_DATA FOR THIS EXERCISE:_
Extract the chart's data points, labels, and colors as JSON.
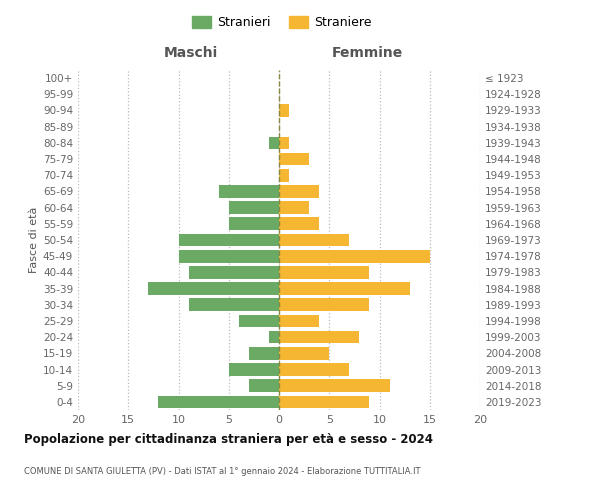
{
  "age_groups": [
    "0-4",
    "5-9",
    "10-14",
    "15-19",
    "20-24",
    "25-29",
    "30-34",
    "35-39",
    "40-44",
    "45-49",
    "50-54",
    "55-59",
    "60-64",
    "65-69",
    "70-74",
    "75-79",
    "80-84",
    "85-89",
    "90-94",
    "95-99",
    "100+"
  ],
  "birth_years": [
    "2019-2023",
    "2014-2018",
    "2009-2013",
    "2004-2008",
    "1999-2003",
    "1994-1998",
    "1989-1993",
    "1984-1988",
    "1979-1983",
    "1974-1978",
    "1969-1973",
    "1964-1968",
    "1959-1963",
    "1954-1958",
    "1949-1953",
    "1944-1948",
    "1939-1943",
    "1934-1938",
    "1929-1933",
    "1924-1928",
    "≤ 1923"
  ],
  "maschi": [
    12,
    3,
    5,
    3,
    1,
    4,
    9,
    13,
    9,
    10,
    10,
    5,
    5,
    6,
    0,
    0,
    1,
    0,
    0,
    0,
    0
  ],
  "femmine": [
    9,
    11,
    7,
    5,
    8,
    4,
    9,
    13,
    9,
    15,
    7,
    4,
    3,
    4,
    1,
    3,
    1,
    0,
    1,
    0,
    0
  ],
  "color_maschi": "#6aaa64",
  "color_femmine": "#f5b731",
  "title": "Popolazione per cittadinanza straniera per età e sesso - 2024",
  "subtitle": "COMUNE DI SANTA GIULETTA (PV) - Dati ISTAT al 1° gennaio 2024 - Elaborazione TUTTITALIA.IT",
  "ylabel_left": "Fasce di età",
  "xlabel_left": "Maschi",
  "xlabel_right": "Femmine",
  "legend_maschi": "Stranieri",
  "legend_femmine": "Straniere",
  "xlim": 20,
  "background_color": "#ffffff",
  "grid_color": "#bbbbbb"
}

_GIVEN INSTRUCTION:_
In the copy, include all records verbatim but no images.

_OUTPUT FOR THIS TASK:_
Extract the chart's data points, labels, and colors as JSON.
{
  "age_groups": [
    "0-4",
    "5-9",
    "10-14",
    "15-19",
    "20-24",
    "25-29",
    "30-34",
    "35-39",
    "40-44",
    "45-49",
    "50-54",
    "55-59",
    "60-64",
    "65-69",
    "70-74",
    "75-79",
    "80-84",
    "85-89",
    "90-94",
    "95-99",
    "100+"
  ],
  "birth_years": [
    "2019-2023",
    "2014-2018",
    "2009-2013",
    "2004-2008",
    "1999-2003",
    "1994-1998",
    "1989-1993",
    "1984-1988",
    "1979-1983",
    "1974-1978",
    "1969-1973",
    "1964-1968",
    "1959-1963",
    "1954-1958",
    "1949-1953",
    "1944-1948",
    "1939-1943",
    "1934-1938",
    "1929-1933",
    "1924-1928",
    "≤ 1923"
  ],
  "maschi": [
    12,
    3,
    5,
    3,
    1,
    4,
    9,
    13,
    9,
    10,
    10,
    5,
    5,
    6,
    0,
    0,
    1,
    0,
    0,
    0,
    0
  ],
  "femmine": [
    9,
    11,
    7,
    5,
    8,
    4,
    9,
    13,
    9,
    15,
    7,
    4,
    3,
    4,
    1,
    3,
    1,
    0,
    1,
    0,
    0
  ],
  "color_maschi": "#6aaa64",
  "color_femmine": "#f5b731",
  "title": "Popolazione per cittadinanza straniera per età e sesso - 2024",
  "subtitle": "COMUNE DI SANTA GIULETTA (PV) - Dati ISTAT al 1° gennaio 2024 - Elaborazione TUTTITALIA.IT",
  "ylabel_left": "Fasce di età",
  "xlabel_left": "Maschi",
  "xlabel_right": "Femmine",
  "legend_maschi": "Stranieri",
  "legend_femmine": "Straniere",
  "xlim": 20,
  "background_color": "#ffffff",
  "grid_color": "#bbbbbb"
}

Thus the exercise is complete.